> [Prompt]:
Give the number of lines that hold the string "ylabel". Nothing else is needed.

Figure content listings
———

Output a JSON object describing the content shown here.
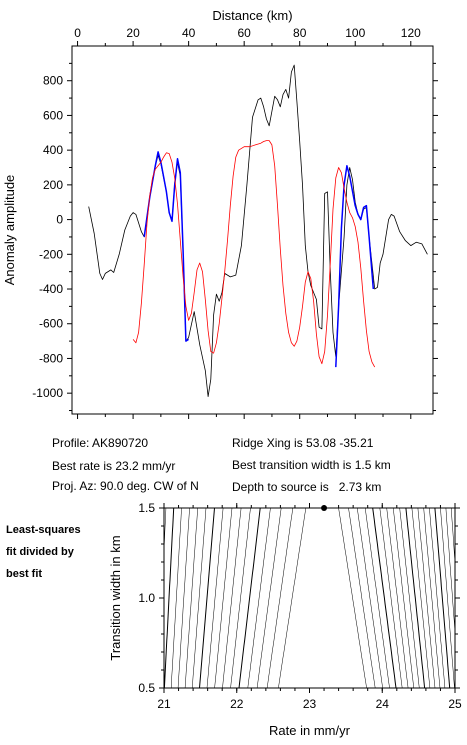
{
  "chart_data": [
    {
      "type": "line",
      "xlabel": "Distance (km)",
      "ylabel": "Anomaly amplitude",
      "xlim": [
        -2,
        128
      ],
      "ylim": [
        -1120,
        1000
      ],
      "x_ticks": [
        0,
        20,
        40,
        60,
        80,
        100,
        120
      ],
      "y_ticks": [
        -1000,
        -800,
        -600,
        -400,
        -200,
        0,
        200,
        400,
        600,
        800
      ],
      "axis_position": "top",
      "grid": false,
      "series": [
        {
          "color": "#000000",
          "points": [
            [
              4,
              75
            ],
            [
              6,
              -80
            ],
            [
              8,
              -310
            ],
            [
              9,
              -345
            ],
            [
              10,
              -310
            ],
            [
              12,
              -290
            ],
            [
              13,
              -305
            ],
            [
              15,
              -200
            ],
            [
              17,
              -60
            ],
            [
              19,
              20
            ],
            [
              20,
              40
            ],
            [
              21,
              30
            ],
            [
              23,
              -70
            ],
            [
              24,
              -100
            ],
            [
              26,
              130
            ],
            [
              28,
              310
            ],
            [
              29,
              370
            ],
            [
              30,
              320
            ],
            [
              32,
              160
            ],
            [
              33,
              40
            ],
            [
              34,
              -10
            ],
            [
              35,
              210
            ],
            [
              36,
              330
            ],
            [
              37,
              250
            ],
            [
              38,
              -200
            ],
            [
              39,
              -700
            ],
            [
              40,
              -680
            ],
            [
              42,
              -530
            ],
            [
              44,
              -720
            ],
            [
              46,
              -870
            ],
            [
              47,
              -1020
            ],
            [
              48,
              -920
            ],
            [
              49,
              -550
            ],
            [
              50,
              -430
            ],
            [
              51,
              -470
            ],
            [
              52,
              -420
            ],
            [
              53,
              -310
            ],
            [
              55,
              -330
            ],
            [
              57,
              -320
            ],
            [
              59,
              -150
            ],
            [
              61,
              200
            ],
            [
              63,
              590
            ],
            [
              65,
              690
            ],
            [
              66,
              700
            ],
            [
              67,
              650
            ],
            [
              68,
              580
            ],
            [
              69,
              540
            ],
            [
              71,
              710
            ],
            [
              72,
              690
            ],
            [
              73,
              650
            ],
            [
              74,
              720
            ],
            [
              75,
              750
            ],
            [
              76,
              700
            ],
            [
              77,
              850
            ],
            [
              78,
              890
            ],
            [
              79,
              680
            ],
            [
              80,
              450
            ],
            [
              81,
              200
            ],
            [
              82,
              -150
            ],
            [
              83,
              -300
            ],
            [
              84,
              -380
            ],
            [
              85,
              -420
            ],
            [
              86,
              -460
            ],
            [
              87,
              -620
            ],
            [
              88,
              -630
            ],
            [
              89,
              150
            ],
            [
              90,
              160
            ],
            [
              91,
              -300
            ],
            [
              92,
              -650
            ],
            [
              93,
              -790
            ],
            [
              94,
              -500
            ],
            [
              96,
              -100
            ],
            [
              97,
              200
            ],
            [
              98,
              300
            ],
            [
              99,
              230
            ],
            [
              100,
              100
            ],
            [
              101,
              30
            ],
            [
              102,
              0
            ],
            [
              103,
              60
            ],
            [
              104,
              70
            ],
            [
              105,
              -100
            ],
            [
              106,
              -250
            ],
            [
              107,
              -400
            ],
            [
              108,
              -390
            ],
            [
              109,
              -250
            ],
            [
              110,
              -200
            ],
            [
              111,
              -100
            ],
            [
              112,
              0
            ],
            [
              113,
              30
            ],
            [
              114,
              20
            ],
            [
              116,
              -70
            ],
            [
              118,
              -120
            ],
            [
              120,
              -150
            ],
            [
              122,
              -130
            ],
            [
              124,
              -140
            ],
            [
              126,
              -200
            ]
          ]
        },
        {
          "color": "#0000ff",
          "points": [
            [
              24,
              -100
            ],
            [
              26,
              130
            ],
            [
              28,
              310
            ],
            [
              29,
              390
            ],
            [
              30,
              330
            ],
            [
              32,
              160
            ],
            [
              33,
              40
            ],
            [
              34,
              -10
            ],
            [
              35,
              200
            ],
            [
              36,
              350
            ],
            [
              37,
              270
            ],
            [
              38,
              -180
            ],
            [
              39,
              -700
            ],
            [
              40,
              -690
            ],
            [
              93,
              -850
            ],
            [
              94,
              -500
            ],
            [
              95,
              -50
            ],
            [
              96,
              200
            ],
            [
              97,
              310
            ],
            [
              98,
              250
            ],
            [
              100,
              80
            ],
            [
              101,
              30
            ],
            [
              102,
              0
            ],
            [
              103,
              70
            ],
            [
              104,
              80
            ],
            [
              105,
              -100
            ],
            [
              106,
              -300
            ],
            [
              106.5,
              -400
            ]
          ]
        },
        {
          "color": "#ff0000",
          "points": [
            [
              20,
              -690
            ],
            [
              21,
              -710
            ],
            [
              22,
              -650
            ],
            [
              23,
              -480
            ],
            [
              24,
              -260
            ],
            [
              25,
              -20
            ],
            [
              26,
              140
            ],
            [
              27,
              240
            ],
            [
              28,
              290
            ],
            [
              29,
              310
            ],
            [
              30,
              330
            ],
            [
              31,
              360
            ],
            [
              32,
              385
            ],
            [
              33,
              380
            ],
            [
              34,
              330
            ],
            [
              35,
              240
            ],
            [
              36,
              90
            ],
            [
              37,
              -120
            ],
            [
              38,
              -330
            ],
            [
              39,
              -500
            ],
            [
              40,
              -580
            ],
            [
              41,
              -540
            ],
            [
              42,
              -420
            ],
            [
              43,
              -290
            ],
            [
              44,
              -250
            ],
            [
              45,
              -300
            ],
            [
              46,
              -460
            ],
            [
              47,
              -640
            ],
            [
              48,
              -760
            ],
            [
              49,
              -770
            ],
            [
              50,
              -710
            ],
            [
              51,
              -600
            ],
            [
              52,
              -450
            ],
            [
              53,
              -300
            ],
            [
              54,
              -120
            ],
            [
              55,
              80
            ],
            [
              56,
              250
            ],
            [
              57,
              360
            ],
            [
              58,
              400
            ],
            [
              60,
              420
            ],
            [
              62,
              420
            ],
            [
              64,
              430
            ],
            [
              66,
              440
            ],
            [
              67,
              450
            ],
            [
              68,
              455
            ],
            [
              69,
              455
            ],
            [
              70,
              430
            ],
            [
              71,
              310
            ],
            [
              72,
              80
            ],
            [
              73,
              -170
            ],
            [
              74,
              -380
            ],
            [
              75,
              -540
            ],
            [
              76,
              -650
            ],
            [
              77,
              -710
            ],
            [
              78,
              -730
            ],
            [
              79,
              -700
            ],
            [
              80,
              -620
            ],
            [
              81,
              -500
            ],
            [
              82,
              -360
            ],
            [
              83,
              -300
            ],
            [
              84,
              -340
            ],
            [
              85,
              -470
            ],
            [
              86,
              -660
            ],
            [
              87,
              -790
            ],
            [
              88,
              -830
            ],
            [
              89,
              -760
            ],
            [
              90,
              -550
            ],
            [
              91,
              -250
            ],
            [
              92,
              60
            ],
            [
              93,
              240
            ],
            [
              94,
              300
            ],
            [
              95,
              270
            ],
            [
              96,
              180
            ],
            [
              97,
              100
            ],
            [
              98,
              40
            ],
            [
              99,
              10
            ],
            [
              100,
              -40
            ],
            [
              101,
              -130
            ],
            [
              102,
              -280
            ],
            [
              103,
              -470
            ],
            [
              104,
              -640
            ],
            [
              105,
              -760
            ],
            [
              106,
              -820
            ],
            [
              107,
              -850
            ]
          ]
        }
      ]
    },
    {
      "type": "contour",
      "xlabel": "Rate in mm/yr",
      "ylabel": "Transition width in km",
      "xlim": [
        21,
        25
      ],
      "ylim": [
        0.5,
        1.5
      ],
      "x_ticks": [
        21,
        22,
        23,
        24,
        25
      ],
      "y_ticks": [
        0.5,
        1.0,
        1.5
      ],
      "minimum": {
        "x": 23.2,
        "y": 1.5
      },
      "grid": false
    }
  ],
  "info": {
    "profile": "Profile: AK890720",
    "best_rate": "Best rate is 23.2 mm/yr",
    "proj_az": "Proj. Az: 90.0 deg. CW of N",
    "ridge_xing": "Ridge Xing is 53.08 -35.21",
    "best_width": "Best transition width is 1.5 km",
    "depth": "Depth to source is   2.73 km"
  },
  "side_label": [
    "Least-squares",
    "fit divided by",
    "best fit"
  ]
}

———

> [Task output]:
2